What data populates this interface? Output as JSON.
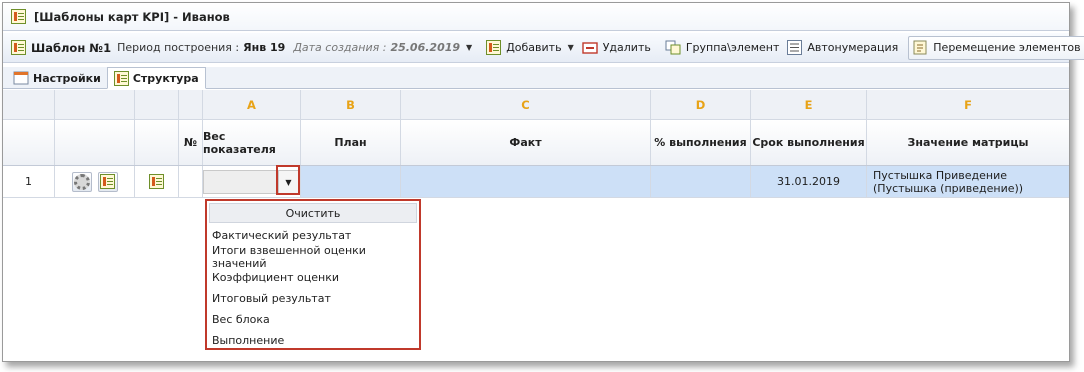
{
  "window": {
    "title": "[Шаблоны карт KPI] - Иванов"
  },
  "toolbar": {
    "template_name": "Шаблон №1",
    "period_label": "Период построения :",
    "period_value": "Янв 19",
    "created_label": "Дата создания :",
    "created_value": "25.06.2019",
    "add_label": "Добавить",
    "delete_label": "Удалить",
    "group_label": "Группа\\элемент",
    "autonumber_label": "Автонумерация",
    "move_label": "Перемещение элементов"
  },
  "tabs": [
    {
      "label": "Настройки",
      "active": false
    },
    {
      "label": "Структура",
      "active": true
    }
  ],
  "grid": {
    "letters": [
      "A",
      "B",
      "C",
      "D",
      "E",
      "F"
    ],
    "headers": {
      "num": "№",
      "weight": "Вес показателя",
      "plan": "План",
      "fact": "Факт",
      "percent": "% выполнения",
      "deadline": "Срок выполнения",
      "matrix": "Значение матрицы"
    },
    "rows": [
      {
        "index": "1",
        "weight": "",
        "plan": "",
        "fact": "",
        "percent": "",
        "deadline": "31.01.2019",
        "matrix": "Пустышка Приведение (Пустышка (приведение))"
      }
    ]
  },
  "dropdown": {
    "clear_label": "Очистить",
    "options": [
      "Фактический результат",
      "Итоги взвешенной оценки значений",
      "Коэффициент оценки",
      "Итоговый результат",
      "Вес блока",
      "Выполнение"
    ]
  },
  "colors": {
    "letter_header": "#e8a317",
    "highlight_row": "#cde0f7",
    "annotation_red": "#c0392b"
  }
}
===
Your task is to list each line of the records with the word "выполнения".

- [Final answer]
      "percent": "% выполнения",
      "deadline": "Срок выполнения",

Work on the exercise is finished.